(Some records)
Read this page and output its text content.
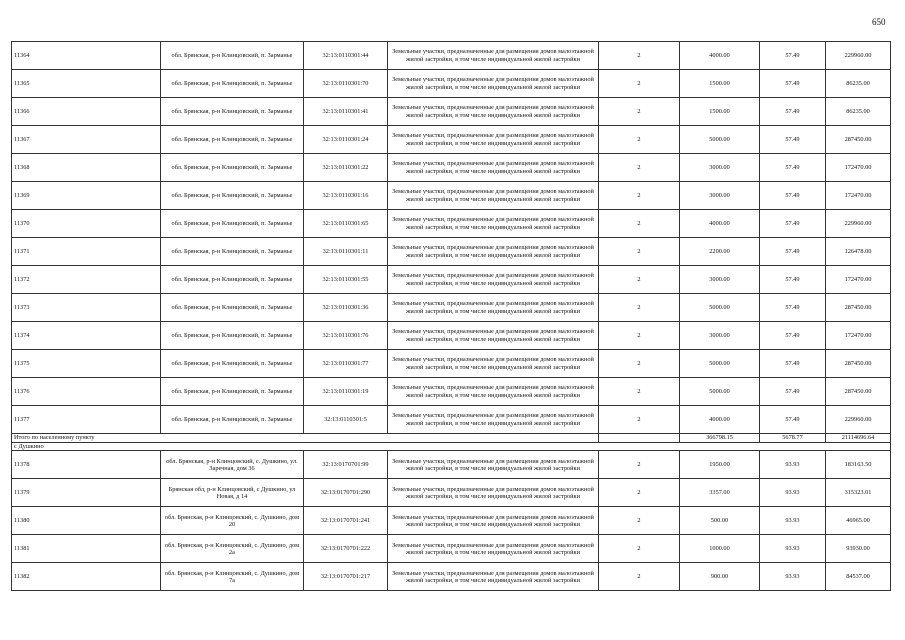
650
11364	обл. Брянская, р-н Клинцовский, п. Зарманье	32:13:0110301:44	Земельные участки, предназначенные для размещения домов малоэтажной жилой застройки, в том числе индивидуальной жилой застройки	2	4000.00	57.49	229960.00
11365	обл. Брянская, р-н Клинцовский, п. Зарманье	32:13:0110301:70	Земельные участки, предназначенные для размещения домов малоэтажной жилой застройки, в том числе индивидуальной жилой застройки	2	1500.00	57.49	86235.00
11366	обл. Брянская, р-н Клинцовский, п. Зарманье	32:13:0110301:41	Земельные участки, предназначенные для размещения домов малоэтажной жилой застройки, в том числе индивидуальной жилой застройки	2	1500.00	57.49	86235.00
11367	обл. Брянская, р-н Клинцовский, п. Зарманье	32:13:0110301:24	Земельные участки, предназначенные для размещения домов малоэтажной жилой застройки, в том числе индивидуальной жилой застройки	2	5000.00	57.49	287450.00
11368	обл. Брянская, р-н Клинцовский, п. Зарманье	32:13:0110301:22	Земельные участки, предназначенные для размещения домов малоэтажной жилой застройки, в том числе индивидуальной жилой застройки	2	3000.00	57.49	172470.00
11369	обл. Брянская, р-н Клинцовский, п. Зарманье	32:13:0110301:16	Земельные участки, предназначенные для размещения домов малоэтажной жилой застройки, в том числе индивидуальной жилой застройки	2	3000.00	57.49	172470.00
11370	обл. Брянская, р-н Клинцовский, п. Зарманье	32:13:0110301:65	Земельные участки, предназначенные для размещения домов малоэтажной жилой застройки, в том числе индивидуальной жилой застройки	2	4000.00	57.49	229960.00
11371	обл. Брянская, р-н Клинцовский, п. Зарманье	32:13:0110301:11	Земельные участки, предназначенные для размещения домов малоэтажной жилой застройки, в том числе индивидуальной жилой застройки	2	2200.00	57.49	126478.00
11372	обл. Брянская, р-н Клинцовский, п. Зарманье	32:13:0110301:55	Земельные участки, предназначенные для размещения домов малоэтажной жилой застройки, в том числе индивидуальной жилой застройки	2	3000.00	57.49	172470.00
11373	обл. Брянская, р-н Клинцовский, п. Зарманье	32:13:0110301:36	Земельные участки, предназначенные для размещения домов малоэтажной жилой застройки, в том числе индивидуальной жилой застройки	2	5000.00	57.49	287450.00
11374	обл. Брянская, р-н Клинцовский, п. Зарманье	32:13:0110301:76	Земельные участки, предназначенные для размещения домов малоэтажной жилой застройки, в том числе индивидуальной жилой застройки	2	3000.00	57.49	172470.00
11375	обл. Брянская, р-н Клинцовский, п. Зарманье	32:13:0110301:77	Земельные участки, предназначенные для размещения домов малоэтажной жилой застройки, в том числе индивидуальной жилой застройки	2	5000.00	57.49	287450.00
11376	обл. Брянская, р-н Клинцовский, п. Зарманье	32:13:0110301:19	Земельные участки, предназначенные для размещения домов малоэтажной жилой застройки, в том числе индивидуальной жилой застройки	2	5000.00	57.49	287450.00
11377	обл. Брянская, р-н Клинцовский, п. Зарманье	32:13:0110301:5	Земельные участки, предназначенные для размещения домов малоэтажной жилой застройки, в том числе индивидуальной жилой застройки	2	4000.00	57.49	229960.00
Итого по населенному пункту					366798.15	5678.77	21114696.64
с Душкино							
11378	обл. Брянская, р-н Клинцовский, с. Душкино, ул. Заречная, дом 36	32:13:0170701:99	Земельные участки, предназначенные для размещения домов малоэтажной жилой застройки, в том числе индивидуальной жилой застройки	2	1950.00	93.93	183163.50
11379	Брянская обл, р-н Клинцовский, с Душкино, ул Новая, д 14	32:13:0170701:290	Земельные участки, предназначенные для размещения домов малоэтажной жилой застройки, в том числе индивидуальной жилой застройки	2	3357.00	93.93	315323.01
11380	обл. Брянская, р-н Клинцовский, с. Душкино, дом 20	32:13:0170701:241	Земельные участки, предназначенные для размещения домов малоэтажной жилой застройки, в том числе индивидуальной жилой застройки	2	500.00	93.93	46965.00
11381	обл. Брянская, р-н Клинцовский, с. Душкино, дом 2а	32:13:0170701:222	Земельные участки, предназначенные для размещения домов малоэтажной жилой застройки, в том числе индивидуальной жилой застройки	2	1000.00	93.93	93930.00
11382	обл. Брянская, р-н Клинцовский, с. Душкино, дом 7а	32:13:0170701:217	Земельные участки, предназначенные для размещения домов малоэтажной жилой застройки, в том числе индивидуальной жилой застройки	2	900.00	93.93	84537.00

REQUIREMENT:
The records above are to be restated exactly, without their pictures.

FINAL RESULT:
Read this page and output its text content.
650
11364	обл. Брянская, р-н Клинцовский, п. Зарманье	32:13:0110301:44	Земельные участки, предназначенные для размещения домов малоэтажной жилой застройки, в том числе индивидуальной жилой застройки	2	4000.00	57.49	229960.00
11365	обл. Брянская, р-н Клинцовский, п. Зарманье	32:13:0110301:70	Земельные участки, предназначенные для размещения домов малоэтажной жилой застройки, в том числе индивидуальной жилой застройки	2	1500.00	57.49	86235.00
11366	обл. Брянская, р-н Клинцовский, п. Зарманье	32:13:0110301:41	Земельные участки, предназначенные для размещения домов малоэтажной жилой застройки, в том числе индивидуальной жилой застройки	2	1500.00	57.49	86235.00
11367	обл. Брянская, р-н Клинцовский, п. Зарманье	32:13:0110301:24	Земельные участки, предназначенные для размещения домов малоэтажной жилой застройки, в том числе индивидуальной жилой застройки	2	5000.00	57.49	287450.00
11368	обл. Брянская, р-н Клинцовский, п. Зарманье	32:13:0110301:22	Земельные участки, предназначенные для размещения домов малоэтажной жилой застройки, в том числе индивидуальной жилой застройки	2	3000.00	57.49	172470.00
11369	обл. Брянская, р-н Клинцовский, п. Зарманье	32:13:0110301:16	Земельные участки, предназначенные для размещения домов малоэтажной жилой застройки, в том числе индивидуальной жилой застройки	2	3000.00	57.49	172470.00
11370	обл. Брянская, р-н Клинцовский, п. Зарманье	32:13:0110301:65	Земельные участки, предназначенные для размещения домов малоэтажной жилой застройки, в том числе индивидуальной жилой застройки	2	4000.00	57.49	229960.00
11371	обл. Брянская, р-н Клинцовский, п. Зарманье	32:13:0110301:11	Земельные участки, предназначенные для размещения домов малоэтажной жилой застройки, в том числе индивидуальной жилой застройки	2	2200.00	57.49	126478.00
11372	обл. Брянская, р-н Клинцовский, п. Зарманье	32:13:0110301:55	Земельные участки, предназначенные для размещения домов малоэтажной жилой застройки, в том числе индивидуальной жилой застройки	2	3000.00	57.49	172470.00
11373	обл. Брянская, р-н Клинцовский, п. Зарманье	32:13:0110301:36	Земельные участки, предназначенные для размещения домов малоэтажной жилой застройки, в том числе индивидуальной жилой застройки	2	5000.00	57.49	287450.00
11374	обл. Брянская, р-н Клинцовский, п. Зарманье	32:13:0110301:76	Земельные участки, предназначенные для размещения домов малоэтажной жилой застройки, в том числе индивидуальной жилой застройки	2	3000.00	57.49	172470.00
11375	обл. Брянская, р-н Клинцовский, п. Зарманье	32:13:0110301:77	Земельные участки, предназначенные для размещения домов малоэтажной жилой застройки, в том числе индивидуальной жилой застройки	2	5000.00	57.49	287450.00
11376	обл. Брянская, р-н Клинцовский, п. Зарманье	32:13:0110301:19	Земельные участки, предназначенные для размещения домов малоэтажной жилой застройки, в том числе индивидуальной жилой застройки	2	5000.00	57.49	287450.00
11377	обл. Брянская, р-н Клинцовский, п. Зарманье	32:13:0110301:5	Земельные участки, предназначенные для размещения домов малоэтажной жилой застройки, в том числе индивидуальной жилой застройки	2	4000.00	57.49	229960.00
Итого по населенному пункту					366798.15	5678.77	21114696.64
с Душкино							
11378	обл. Брянская, р-н Клинцовский, с. Душкино, ул. Заречная, дом 36	32:13:0170701:99	Земельные участки, предназначенные для размещения домов малоэтажной жилой застройки, в том числе индивидуальной жилой застройки	2	1950.00	93.93	183163.50
11379	Брянская обл, р-н Клинцовский, с Душкино, ул Новая, д 14	32:13:0170701:290	Земельные участки, предназначенные для размещения домов малоэтажной жилой застройки, в том числе индивидуальной жилой застройки	2	3357.00	93.93	315323.01
11380	обл. Брянская, р-н Клинцовский, с. Душкино, дом 20	32:13:0170701:241	Земельные участки, предназначенные для размещения домов малоэтажной жилой застройки, в том числе индивидуальной жилой застройки	2	500.00	93.93	46965.00
11381	обл. Брянская, р-н Клинцовский, с. Душкино, дом 2а	32:13:0170701:222	Земельные участки, предназначенные для размещения домов малоэтажной жилой застройки, в том числе индивидуальной жилой застройки	2	1000.00	93.93	93930.00
11382	обл. Брянская, р-н Клинцовский, с. Душкино, дом 7а	32:13:0170701:217	Земельные участки, предназначенные для размещения домов малоэтажной жилой застройки, в том числе индивидуальной жилой застройки	2	900.00	93.93	84537.00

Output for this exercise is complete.